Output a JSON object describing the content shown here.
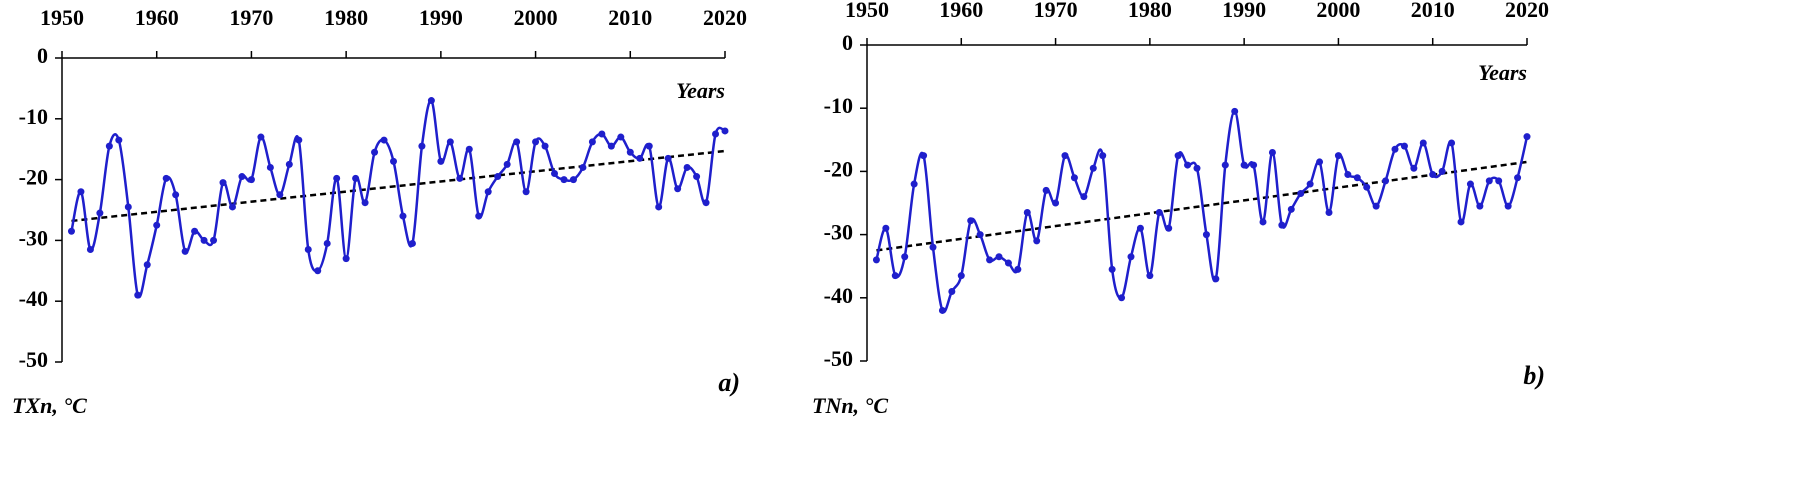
{
  "chart_data": [
    {
      "type": "line",
      "xlabel": "Years",
      "ylabel": "TXn, °C",
      "panel_label": "a)",
      "x": [
        1951,
        1952,
        1953,
        1954,
        1955,
        1956,
        1957,
        1958,
        1959,
        1960,
        1961,
        1962,
        1963,
        1964,
        1965,
        1966,
        1967,
        1968,
        1969,
        1970,
        1971,
        1972,
        1973,
        1974,
        1975,
        1976,
        1977,
        1978,
        1979,
        1980,
        1981,
        1982,
        1983,
        1984,
        1985,
        1986,
        1987,
        1988,
        1989,
        1990,
        1991,
        1992,
        1993,
        1994,
        1995,
        1996,
        1997,
        1998,
        1999,
        2000,
        2001,
        2002,
        2003,
        2004,
        2005,
        2006,
        2007,
        2008,
        2009,
        2010,
        2011,
        2012,
        2013,
        2014,
        2015,
        2016,
        2017,
        2018,
        2019,
        2020
      ],
      "series": [
        {
          "color": "#1f1fcc",
          "values": [
            -28.5,
            -22,
            -31.5,
            -25.5,
            -14.5,
            -13.5,
            -24.5,
            -39,
            -34,
            -27.5,
            -19.8,
            -22.5,
            -31.8,
            -28.5,
            -30,
            -30,
            -20.5,
            -24.5,
            -19.5,
            -20,
            -13,
            -18,
            -22.5,
            -17.5,
            -13.5,
            -31.5,
            -35,
            -30.5,
            -19.8,
            -33,
            -19.8,
            -23.8,
            -15.5,
            -13.5,
            -17,
            -26,
            -30.5,
            -14.5,
            -7,
            -17,
            -13.8,
            -19.8,
            -15,
            -26,
            -22,
            -19.5,
            -17.5,
            -13.8,
            -22,
            -13.8,
            -14.5,
            -19,
            -20,
            -20,
            -18,
            -13.8,
            -12.5,
            -14.5,
            -13,
            -15.5,
            -16.5,
            -14.5,
            -24.5,
            -16.5,
            -21.5,
            -18,
            -19.5,
            -23.8,
            -12.5,
            -12
          ]
        }
      ],
      "trend": {
        "color": "#000000",
        "x": [
          1951,
          2020
        ],
        "values": [
          -26.8,
          -15.3
        ]
      },
      "xlim": [
        1950,
        2020
      ],
      "xticks": [
        1950,
        1960,
        1970,
        1980,
        1990,
        2000,
        2010,
        2020
      ],
      "ylim": [
        -50,
        0
      ],
      "yticks": [
        0,
        -10,
        -20,
        -30,
        -40,
        -50
      ]
    },
    {
      "type": "line",
      "xlabel": "Years",
      "ylabel": "TNn, °C",
      "panel_label": "b)",
      "x": [
        1951,
        1952,
        1953,
        1954,
        1955,
        1956,
        1957,
        1958,
        1959,
        1960,
        1961,
        1962,
        1963,
        1964,
        1965,
        1966,
        1967,
        1968,
        1969,
        1970,
        1971,
        1972,
        1973,
        1974,
        1975,
        1976,
        1977,
        1978,
        1979,
        1980,
        1981,
        1982,
        1983,
        1984,
        1985,
        1986,
        1987,
        1988,
        1989,
        1990,
        1991,
        1992,
        1993,
        1994,
        1995,
        1996,
        1997,
        1998,
        1999,
        2000,
        2001,
        2002,
        2003,
        2004,
        2005,
        2006,
        2007,
        2008,
        2009,
        2010,
        2011,
        2012,
        2013,
        2014,
        2015,
        2016,
        2017,
        2018,
        2019,
        2020
      ],
      "series": [
        {
          "color": "#1f1fcc",
          "values": [
            -34,
            -29,
            -36.5,
            -33.5,
            -22,
            -17.5,
            -32,
            -42,
            -39,
            -36.5,
            -27.8,
            -30,
            -34,
            -33.5,
            -34.5,
            -35.5,
            -26.5,
            -31,
            -23,
            -25,
            -17.5,
            -21,
            -24,
            -19.5,
            -17.5,
            -35.5,
            -40,
            -33.5,
            -29,
            -36.5,
            -26.5,
            -29,
            -17.5,
            -19,
            -19.5,
            -30,
            -37,
            -19,
            -10.5,
            -19,
            -19,
            -28,
            -17,
            -28.5,
            -26,
            -23.5,
            -22,
            -18.5,
            -26.5,
            -17.5,
            -20.5,
            -21,
            -22.5,
            -25.5,
            -21.5,
            -16.5,
            -16,
            -19.5,
            -15.5,
            -20.5,
            -20,
            -15.5,
            -28,
            -22,
            -25.5,
            -21.5,
            -21.5,
            -25.5,
            -21,
            -14.5
          ]
        }
      ],
      "trend": {
        "color": "#000000",
        "x": [
          1951,
          2020
        ],
        "values": [
          -32.5,
          -18.5
        ]
      },
      "xlim": [
        1950,
        2020
      ],
      "xticks": [
        1950,
        1960,
        1970,
        1980,
        1990,
        2000,
        2010,
        2020
      ],
      "ylim": [
        -50,
        0
      ],
      "yticks": [
        0,
        -10,
        -20,
        -30,
        -40,
        -50
      ]
    }
  ]
}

###

### DIRECTION
Quote the records above in full, dropping each picture.

### WORKED SOLUTION
Output a JSON object describing the content shown here.
{
  "chart_data": [
    {
      "type": "line",
      "xlabel": "Years",
      "ylabel": "TXn, °C",
      "panel_label": "a)",
      "x": [
        1951,
        1952,
        1953,
        1954,
        1955,
        1956,
        1957,
        1958,
        1959,
        1960,
        1961,
        1962,
        1963,
        1964,
        1965,
        1966,
        1967,
        1968,
        1969,
        1970,
        1971,
        1972,
        1973,
        1974,
        1975,
        1976,
        1977,
        1978,
        1979,
        1980,
        1981,
        1982,
        1983,
        1984,
        1985,
        1986,
        1987,
        1988,
        1989,
        1990,
        1991,
        1992,
        1993,
        1994,
        1995,
        1996,
        1997,
        1998,
        1999,
        2000,
        2001,
        2002,
        2003,
        2004,
        2005,
        2006,
        2007,
        2008,
        2009,
        2010,
        2011,
        2012,
        2013,
        2014,
        2015,
        2016,
        2017,
        2018,
        2019,
        2020
      ],
      "series": [
        {
          "color": "#1f1fcc",
          "values": [
            -28.5,
            -22,
            -31.5,
            -25.5,
            -14.5,
            -13.5,
            -24.5,
            -39,
            -34,
            -27.5,
            -19.8,
            -22.5,
            -31.8,
            -28.5,
            -30,
            -30,
            -20.5,
            -24.5,
            -19.5,
            -20,
            -13,
            -18,
            -22.5,
            -17.5,
            -13.5,
            -31.5,
            -35,
            -30.5,
            -19.8,
            -33,
            -19.8,
            -23.8,
            -15.5,
            -13.5,
            -17,
            -26,
            -30.5,
            -14.5,
            -7,
            -17,
            -13.8,
            -19.8,
            -15,
            -26,
            -22,
            -19.5,
            -17.5,
            -13.8,
            -22,
            -13.8,
            -14.5,
            -19,
            -20,
            -20,
            -18,
            -13.8,
            -12.5,
            -14.5,
            -13,
            -15.5,
            -16.5,
            -14.5,
            -24.5,
            -16.5,
            -21.5,
            -18,
            -19.5,
            -23.8,
            -12.5,
            -12
          ]
        }
      ],
      "trend": {
        "color": "#000000",
        "x": [
          1951,
          2020
        ],
        "values": [
          -26.8,
          -15.3
        ]
      },
      "xlim": [
        1950,
        2020
      ],
      "xticks": [
        1950,
        1960,
        1970,
        1980,
        1990,
        2000,
        2010,
        2020
      ],
      "ylim": [
        -50,
        0
      ],
      "yticks": [
        0,
        -10,
        -20,
        -30,
        -40,
        -50
      ]
    },
    {
      "type": "line",
      "xlabel": "Years",
      "ylabel": "TNn, °C",
      "panel_label": "b)",
      "x": [
        1951,
        1952,
        1953,
        1954,
        1955,
        1956,
        1957,
        1958,
        1959,
        1960,
        1961,
        1962,
        1963,
        1964,
        1965,
        1966,
        1967,
        1968,
        1969,
        1970,
        1971,
        1972,
        1973,
        1974,
        1975,
        1976,
        1977,
        1978,
        1979,
        1980,
        1981,
        1982,
        1983,
        1984,
        1985,
        1986,
        1987,
        1988,
        1989,
        1990,
        1991,
        1992,
        1993,
        1994,
        1995,
        1996,
        1997,
        1998,
        1999,
        2000,
        2001,
        2002,
        2003,
        2004,
        2005,
        2006,
        2007,
        2008,
        2009,
        2010,
        2011,
        2012,
        2013,
        2014,
        2015,
        2016,
        2017,
        2018,
        2019,
        2020
      ],
      "series": [
        {
          "color": "#1f1fcc",
          "values": [
            -34,
            -29,
            -36.5,
            -33.5,
            -22,
            -17.5,
            -32,
            -42,
            -39,
            -36.5,
            -27.8,
            -30,
            -34,
            -33.5,
            -34.5,
            -35.5,
            -26.5,
            -31,
            -23,
            -25,
            -17.5,
            -21,
            -24,
            -19.5,
            -17.5,
            -35.5,
            -40,
            -33.5,
            -29,
            -36.5,
            -26.5,
            -29,
            -17.5,
            -19,
            -19.5,
            -30,
            -37,
            -19,
            -10.5,
            -19,
            -19,
            -28,
            -17,
            -28.5,
            -26,
            -23.5,
            -22,
            -18.5,
            -26.5,
            -17.5,
            -20.5,
            -21,
            -22.5,
            -25.5,
            -21.5,
            -16.5,
            -16,
            -19.5,
            -15.5,
            -20.5,
            -20,
            -15.5,
            -28,
            -22,
            -25.5,
            -21.5,
            -21.5,
            -25.5,
            -21,
            -14.5
          ]
        }
      ],
      "trend": {
        "color": "#000000",
        "x": [
          1951,
          2020
        ],
        "values": [
          -32.5,
          -18.5
        ]
      },
      "xlim": [
        1950,
        2020
      ],
      "xticks": [
        1950,
        1960,
        1970,
        1980,
        1990,
        2000,
        2010,
        2020
      ],
      "ylim": [
        -50,
        0
      ],
      "yticks": [
        0,
        -10,
        -20,
        -30,
        -40,
        -50
      ]
    }
  ]
}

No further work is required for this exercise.